» **DATA LINES**:
#####
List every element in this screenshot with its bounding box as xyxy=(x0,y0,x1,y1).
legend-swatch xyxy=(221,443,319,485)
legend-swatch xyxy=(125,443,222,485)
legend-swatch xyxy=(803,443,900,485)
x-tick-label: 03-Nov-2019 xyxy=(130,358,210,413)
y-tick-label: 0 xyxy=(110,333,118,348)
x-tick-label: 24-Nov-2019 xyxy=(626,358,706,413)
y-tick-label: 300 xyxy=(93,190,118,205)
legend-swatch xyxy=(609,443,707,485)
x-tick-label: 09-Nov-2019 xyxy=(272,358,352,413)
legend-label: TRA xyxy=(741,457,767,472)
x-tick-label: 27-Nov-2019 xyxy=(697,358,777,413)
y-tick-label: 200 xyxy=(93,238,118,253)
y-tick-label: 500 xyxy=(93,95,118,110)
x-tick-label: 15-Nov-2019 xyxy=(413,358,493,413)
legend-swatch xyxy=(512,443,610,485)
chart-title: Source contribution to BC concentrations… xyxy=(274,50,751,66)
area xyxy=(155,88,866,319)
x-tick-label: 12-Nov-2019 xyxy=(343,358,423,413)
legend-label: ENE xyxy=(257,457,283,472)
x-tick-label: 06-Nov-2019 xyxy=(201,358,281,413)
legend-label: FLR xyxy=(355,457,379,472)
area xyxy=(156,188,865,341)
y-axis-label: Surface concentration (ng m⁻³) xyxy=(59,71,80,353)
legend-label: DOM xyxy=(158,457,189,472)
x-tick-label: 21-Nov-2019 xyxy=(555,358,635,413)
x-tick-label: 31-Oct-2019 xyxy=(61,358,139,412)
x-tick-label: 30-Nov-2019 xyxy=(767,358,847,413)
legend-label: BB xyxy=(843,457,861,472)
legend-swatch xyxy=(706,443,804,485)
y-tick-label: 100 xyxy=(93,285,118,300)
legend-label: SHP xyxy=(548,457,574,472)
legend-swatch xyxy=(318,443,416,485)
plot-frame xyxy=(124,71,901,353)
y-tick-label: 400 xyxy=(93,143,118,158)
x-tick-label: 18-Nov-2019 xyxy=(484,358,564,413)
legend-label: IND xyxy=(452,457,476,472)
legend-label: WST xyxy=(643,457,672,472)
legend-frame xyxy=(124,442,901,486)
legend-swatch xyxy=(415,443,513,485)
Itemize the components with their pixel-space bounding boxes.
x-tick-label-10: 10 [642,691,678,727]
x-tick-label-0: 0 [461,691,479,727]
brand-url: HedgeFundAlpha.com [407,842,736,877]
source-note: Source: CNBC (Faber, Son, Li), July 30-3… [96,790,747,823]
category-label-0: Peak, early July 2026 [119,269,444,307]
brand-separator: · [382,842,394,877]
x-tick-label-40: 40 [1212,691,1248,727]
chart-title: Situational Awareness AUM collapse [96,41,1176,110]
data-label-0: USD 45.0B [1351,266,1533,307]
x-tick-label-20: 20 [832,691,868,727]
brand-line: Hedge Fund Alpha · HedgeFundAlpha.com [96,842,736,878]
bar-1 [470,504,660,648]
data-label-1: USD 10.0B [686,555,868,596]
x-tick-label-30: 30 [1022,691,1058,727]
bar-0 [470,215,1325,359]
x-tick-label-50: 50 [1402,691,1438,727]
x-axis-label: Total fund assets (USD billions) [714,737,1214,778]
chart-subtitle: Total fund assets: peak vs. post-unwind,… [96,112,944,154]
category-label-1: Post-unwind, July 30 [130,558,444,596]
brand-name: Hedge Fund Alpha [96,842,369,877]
#####
» **TASK DIRECTIONS**:
Reproduce every line of the records above character for character, from the first line through the last.

» **TASK ANSWER**:
List every element in this screenshot with its bounding box as xyxy=(x0,y0,x1,y1).
legend-swatch xyxy=(221,443,319,485)
legend-swatch xyxy=(125,443,222,485)
legend-swatch xyxy=(803,443,900,485)
x-tick-label: 03-Nov-2019 xyxy=(130,358,210,413)
y-tick-label: 0 xyxy=(110,333,118,348)
x-tick-label: 24-Nov-2019 xyxy=(626,358,706,413)
y-tick-label: 300 xyxy=(93,190,118,205)
legend-swatch xyxy=(609,443,707,485)
x-tick-label: 09-Nov-2019 xyxy=(272,358,352,413)
legend-label: TRA xyxy=(741,457,767,472)
x-tick-label: 27-Nov-2019 xyxy=(697,358,777,413)
y-tick-label: 200 xyxy=(93,238,118,253)
y-tick-label: 500 xyxy=(93,95,118,110)
x-tick-label: 15-Nov-2019 xyxy=(413,358,493,413)
legend-swatch xyxy=(512,443,610,485)
chart-title: Source contribution to BC concentrations… xyxy=(274,50,751,66)
area xyxy=(155,88,866,319)
x-tick-label: 12-Nov-2019 xyxy=(343,358,423,413)
legend-label: ENE xyxy=(257,457,283,472)
x-tick-label: 06-Nov-2019 xyxy=(201,358,281,413)
legend-label: FLR xyxy=(355,457,379,472)
area xyxy=(156,188,865,341)
y-axis-label: Surface concentration (ng m⁻³) xyxy=(59,71,80,353)
legend-label: DOM xyxy=(158,457,189,472)
x-tick-label: 21-Nov-2019 xyxy=(555,358,635,413)
x-tick-label: 31-Oct-2019 xyxy=(61,358,139,412)
x-tick-label: 30-Nov-2019 xyxy=(767,358,847,413)
legend-label: BB xyxy=(843,457,861,472)
legend-swatch xyxy=(706,443,804,485)
y-tick-label: 100 xyxy=(93,285,118,300)
legend-label: SHP xyxy=(548,457,574,472)
legend-swatch xyxy=(318,443,416,485)
plot-frame xyxy=(124,71,901,353)
y-tick-label: 400 xyxy=(93,143,118,158)
x-tick-label: 18-Nov-2019 xyxy=(484,358,564,413)
legend-label: IND xyxy=(452,457,476,472)
legend-label: WST xyxy=(643,457,672,472)
legend-frame xyxy=(124,442,901,486)
legend-swatch xyxy=(415,443,513,485)
Itemize the components with their pixel-space bounding boxes.
x-tick-label-10: 10 [642,691,678,727]
x-tick-label-0: 0 [461,691,479,727]
brand-url: HedgeFundAlpha.com [407,842,736,877]
source-note: Source: CNBC (Faber, Son, Li), July 30-3… [96,790,747,823]
category-label-0: Peak, early July 2026 [119,269,444,307]
brand-separator: · [382,842,394,877]
x-tick-label-40: 40 [1212,691,1248,727]
chart-title: Situational Awareness AUM collapse [96,41,1176,110]
data-label-0: USD 45.0B [1351,266,1533,307]
x-tick-label-20: 20 [832,691,868,727]
brand-line: Hedge Fund Alpha · HedgeFundAlpha.com [96,842,736,878]
bar-1 [470,504,660,648]
data-label-1: USD 10.0B [686,555,868,596]
x-tick-label-30: 30 [1022,691,1058,727]
bar-0 [470,215,1325,359]
x-tick-label-50: 50 [1402,691,1438,727]
x-axis-label: Total fund assets (USD billions) [714,737,1214,778]
chart-subtitle: Total fund assets: peak vs. post-unwind,… [96,112,944,154]
category-label-1: Post-unwind, July 30 [130,558,444,596]
brand-name: Hedge Fund Alpha [96,842,369,877]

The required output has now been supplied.